_Short exercise_:
Images should be left out, and everything else in the listing reproduced exactly.

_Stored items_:
• • • •

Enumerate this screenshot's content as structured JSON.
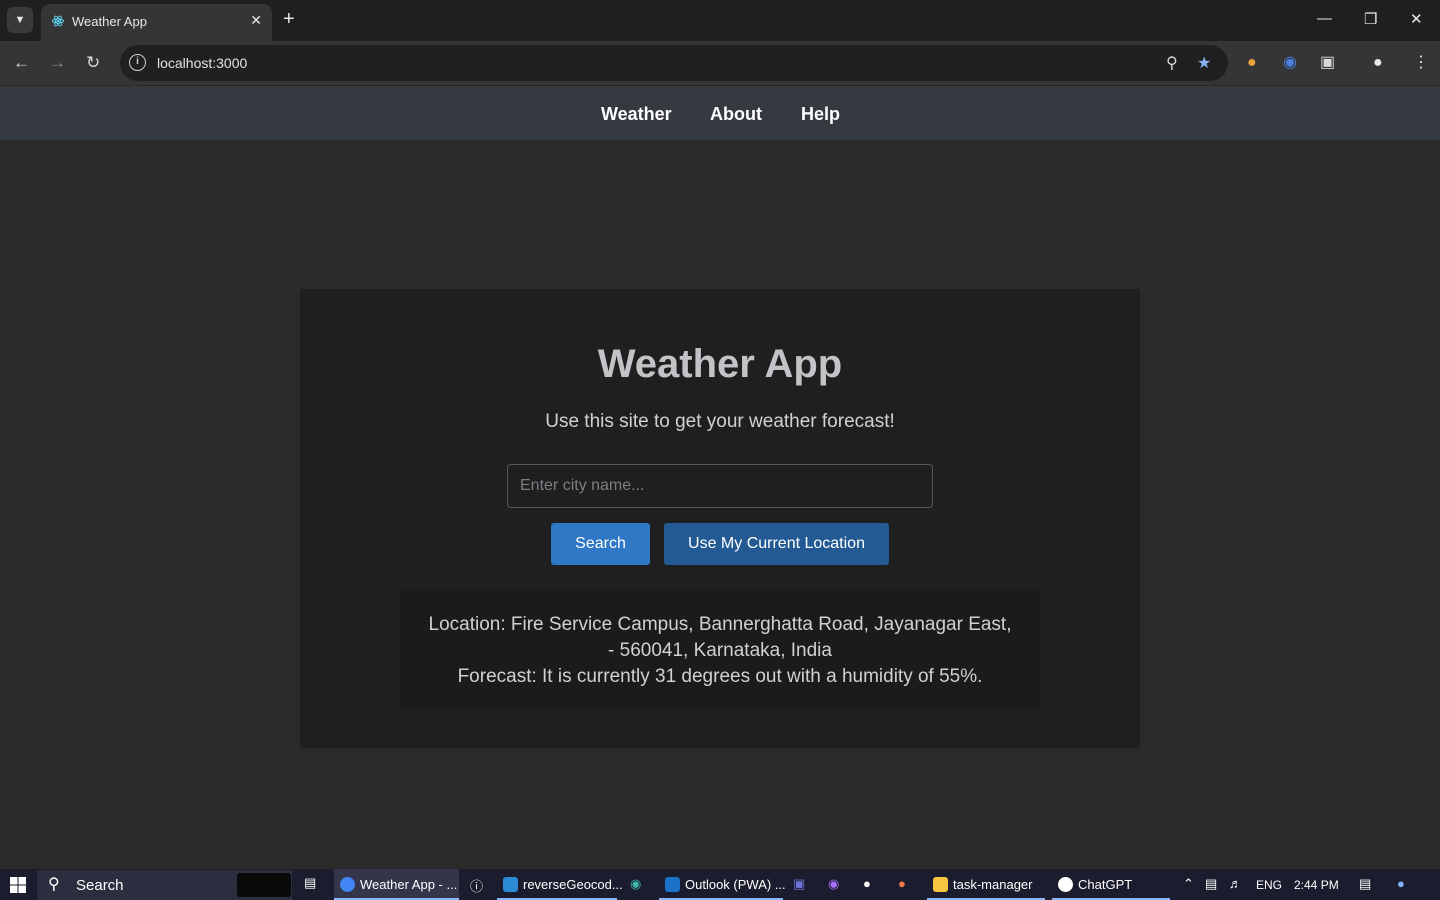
{
  "browser": {
    "tab_title": "Weather App",
    "url": "localhost:3000"
  },
  "site_nav": {
    "items": [
      "Weather",
      "About",
      "Help"
    ]
  },
  "main": {
    "title": "Weather App",
    "subtitle": "Use this site to get your weather forecast!",
    "city_placeholder": "Enter city name...",
    "search_label": "Search",
    "location_label": "Use My Current Location",
    "location_text": "Location: Fire Service Campus, Bannerghatta Road, Jayanagar East, - 560041, Karnataka, India",
    "forecast_text": "Forecast: It is currently 31 degrees out with a humidity of 55%."
  },
  "taskbar": {
    "search_label": "Search",
    "apps": [
      {
        "label": "Weather App - ..."
      },
      {
        "label": "reverseGeocod..."
      },
      {
        "label": "Outlook (PWA) ..."
      },
      {
        "label": "task-manager"
      },
      {
        "label": "ChatGPT"
      }
    ],
    "lang": "ENG",
    "time": "2:44 PM"
  },
  "colors": {
    "nav_bg": "#343a40",
    "card_bg": "#1f1f20",
    "search_btn": "#2f78c6",
    "location_btn": "#245a93"
  }
}
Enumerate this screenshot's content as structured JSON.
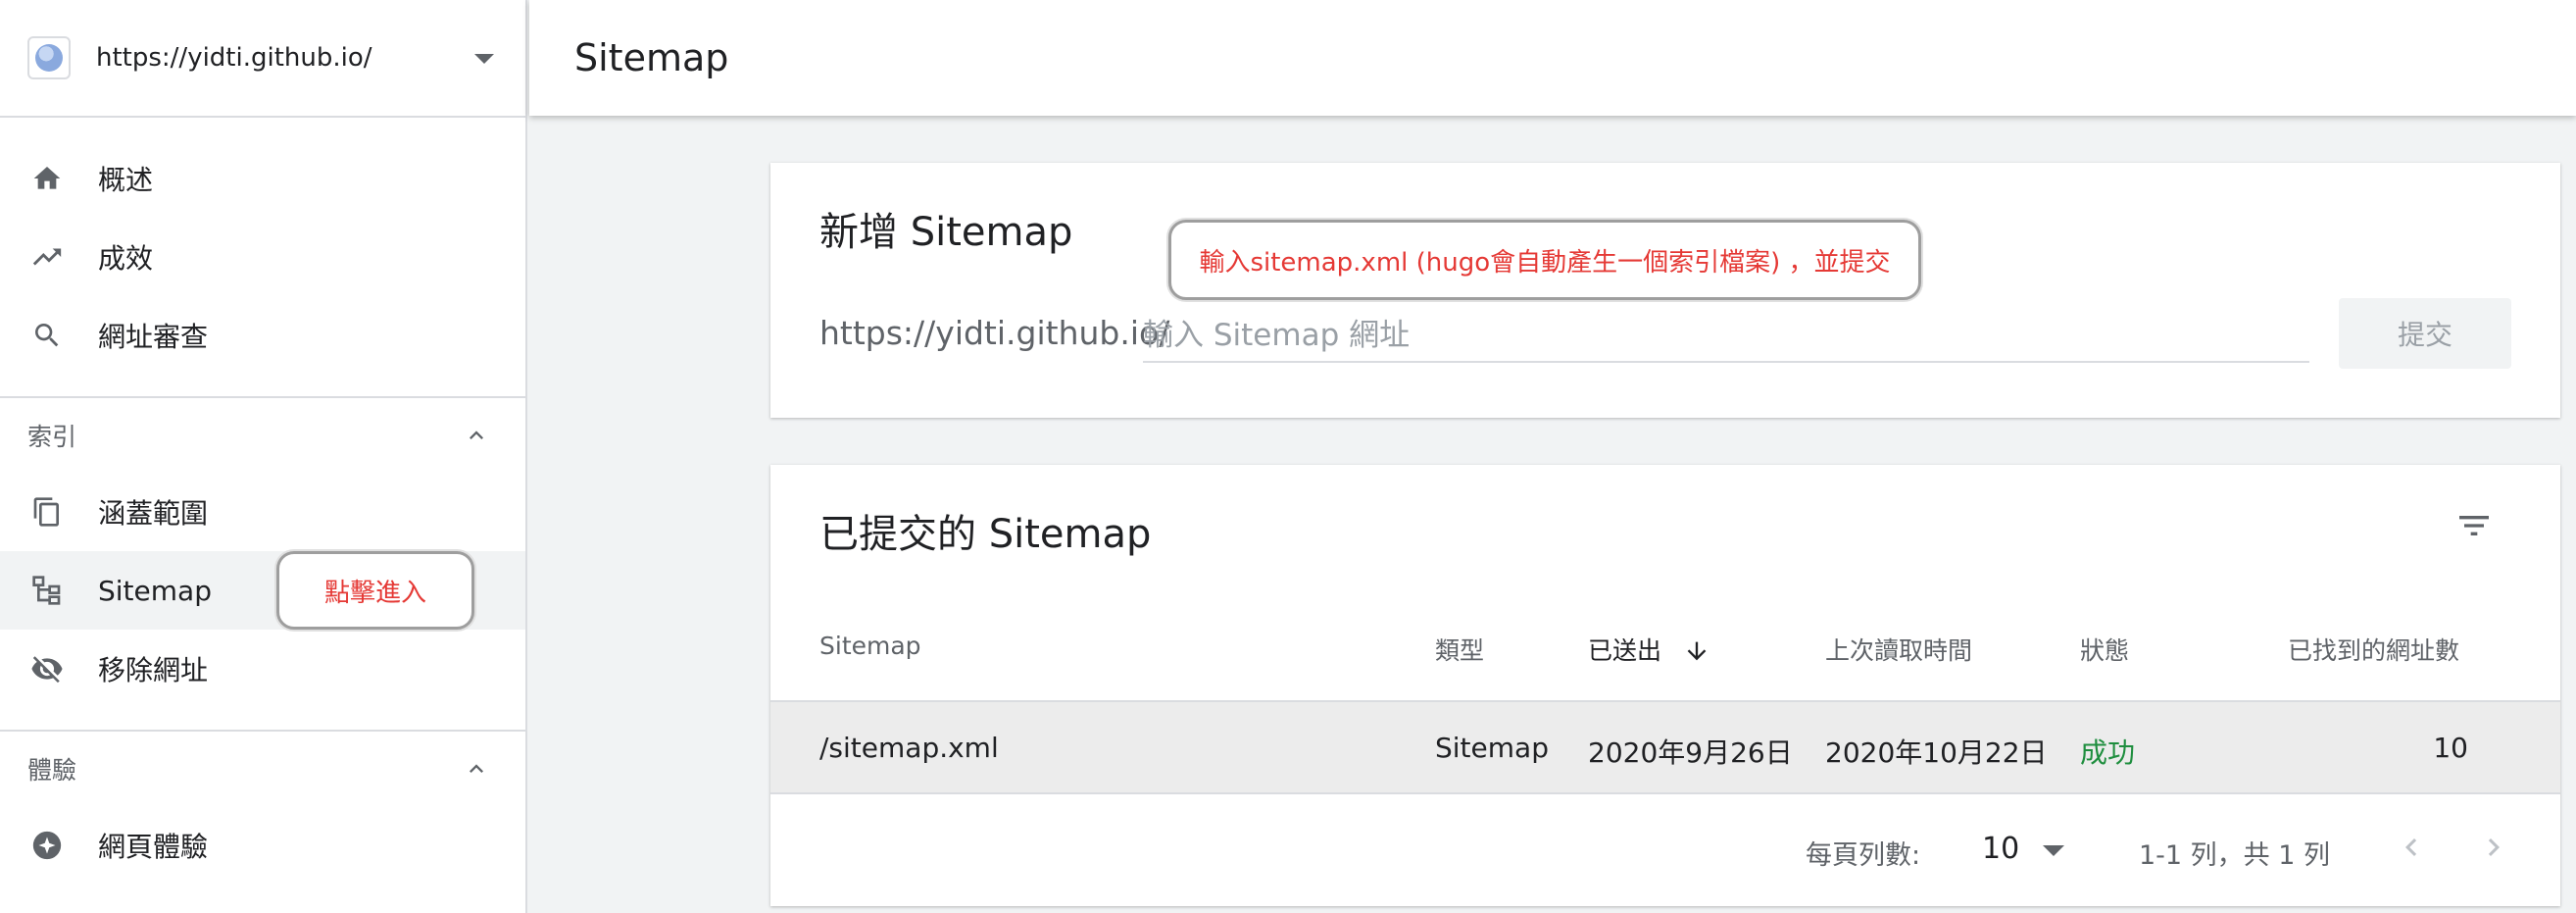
{
  "property": {
    "url": "https://yidti.github.io/"
  },
  "sidebar": {
    "top_items": [
      {
        "label": "概述",
        "icon": "home-icon"
      },
      {
        "label": "成效",
        "icon": "trending-up-icon"
      },
      {
        "label": "網址審查",
        "icon": "search-icon"
      }
    ],
    "index_section": {
      "title": "索引",
      "items": [
        {
          "label": "涵蓋範圍",
          "icon": "copy-pages-icon"
        },
        {
          "label": "Sitemap",
          "icon": "sitemap-icon",
          "active": true
        },
        {
          "label": "移除網址",
          "icon": "eye-off-icon"
        }
      ]
    },
    "experience_section": {
      "title": "體驗",
      "items": [
        {
          "label": "網頁體驗",
          "icon": "page-experience-icon"
        }
      ]
    }
  },
  "header": {
    "title": "Sitemap"
  },
  "add_sitemap": {
    "title": "新增 Sitemap",
    "url_prefix": "https://yidti.github.io/",
    "input_placeholder": "輸入 Sitemap 網址",
    "input_value": "",
    "submit_label": "提交"
  },
  "submitted": {
    "title": "已提交的 Sitemap",
    "columns": [
      "Sitemap",
      "類型",
      "已送出",
      "上次讀取時間",
      "狀態",
      "已找到的網址數"
    ],
    "sorted_column": "已送出",
    "rows": [
      {
        "sitemap": "/sitemap.xml",
        "type": "Sitemap",
        "submitted": "2020年9月26日",
        "last_read": "2020年10月22日",
        "status": "成功",
        "urls_found": "10"
      }
    ],
    "pagination": {
      "rows_per_page_label": "每頁列數:",
      "rows_per_page": "10",
      "range_text": "1-1 列，共 1 列"
    }
  },
  "annotations": {
    "top": "輸入sitemap.xml (hugo會自動產生一個索引檔案) ，並提交",
    "side": "點擊進入"
  },
  "colors": {
    "success": "#1e8e3e",
    "annotation_text": "#e53935",
    "active_bg": "#f1f3f4"
  }
}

• • • •

_Response to this exercise_:
Enumerate this screenshot's content as structured JSON.
{
  "browser": {
    "tab_title": "Weather App",
    "url": "localhost:3000"
  },
  "site_nav": {
    "items": [
      "Weather",
      "About",
      "Help"
    ]
  },
  "main": {
    "title": "Weather App",
    "subtitle": "Use this site to get your weather forecast!",
    "city_placeholder": "Enter city name...",
    "search_label": "Search",
    "location_label": "Use My Current Location",
    "location_text": "Location: Fire Service Campus, Bannerghatta Road, Jayanagar East, - 560041, Karnataka, India",
    "forecast_text": "Forecast: It is currently 31 degrees out with a humidity of 55%."
  },
  "taskbar": {
    "search_label": "Search",
    "apps": [
      {
        "label": "Weather App - ..."
      },
      {
        "label": "reverseGeocod..."
      },
      {
        "label": "Outlook (PWA) ..."
      },
      {
        "label": "task-manager"
      },
      {
        "label": "ChatGPT"
      }
    ],
    "lang": "ENG",
    "time": "2:44 PM"
  },
  "colors": {
    "nav_bg": "#343a40",
    "card_bg": "#1f1f20",
    "search_btn": "#2f78c6",
    "location_btn": "#245a93"
  }
}
Enumerate this screenshot's content as structured JSON.
{
  "property": {
    "url": "https://yidti.github.io/"
  },
  "sidebar": {
    "top_items": [
      {
        "label": "概述",
        "icon": "home-icon"
      },
      {
        "label": "成效",
        "icon": "trending-up-icon"
      },
      {
        "label": "網址審查",
        "icon": "search-icon"
      }
    ],
    "index_section": {
      "title": "索引",
      "items": [
        {
          "label": "涵蓋範圍",
          "icon": "copy-pages-icon"
        },
        {
          "label": "Sitemap",
          "icon": "sitemap-icon",
          "active": true
        },
        {
          "label": "移除網址",
          "icon": "eye-off-icon"
        }
      ]
    },
    "experience_section": {
      "title": "體驗",
      "items": [
        {
          "label": "網頁體驗",
          "icon": "page-experience-icon"
        }
      ]
    }
  },
  "header": {
    "title": "Sitemap"
  },
  "add_sitemap": {
    "title": "新增 Sitemap",
    "url_prefix": "https://yidti.github.io/",
    "input_placeholder": "輸入 Sitemap 網址",
    "input_value": "",
    "submit_label": "提交"
  },
  "submitted": {
    "title": "已提交的 Sitemap",
    "columns": [
      "Sitemap",
      "類型",
      "已送出",
      "上次讀取時間",
      "狀態",
      "已找到的網址數"
    ],
    "sorted_column": "已送出",
    "rows": [
      {
        "sitemap": "/sitemap.xml",
        "type": "Sitemap",
        "submitted": "2020年9月26日",
        "last_read": "2020年10月22日",
        "status": "成功",
        "urls_found": "10"
      }
    ],
    "pagination": {
      "rows_per_page_label": "每頁列數:",
      "rows_per_page": "10",
      "range_text": "1-1 列，共 1 列"
    }
  },
  "annotations": {
    "top": "輸入sitemap.xml (hugo會自動產生一個索引檔案) ，並提交",
    "side": "點擊進入"
  },
  "colors": {
    "success": "#1e8e3e",
    "annotation_text": "#e53935",
    "active_bg": "#f1f3f4"
  }
}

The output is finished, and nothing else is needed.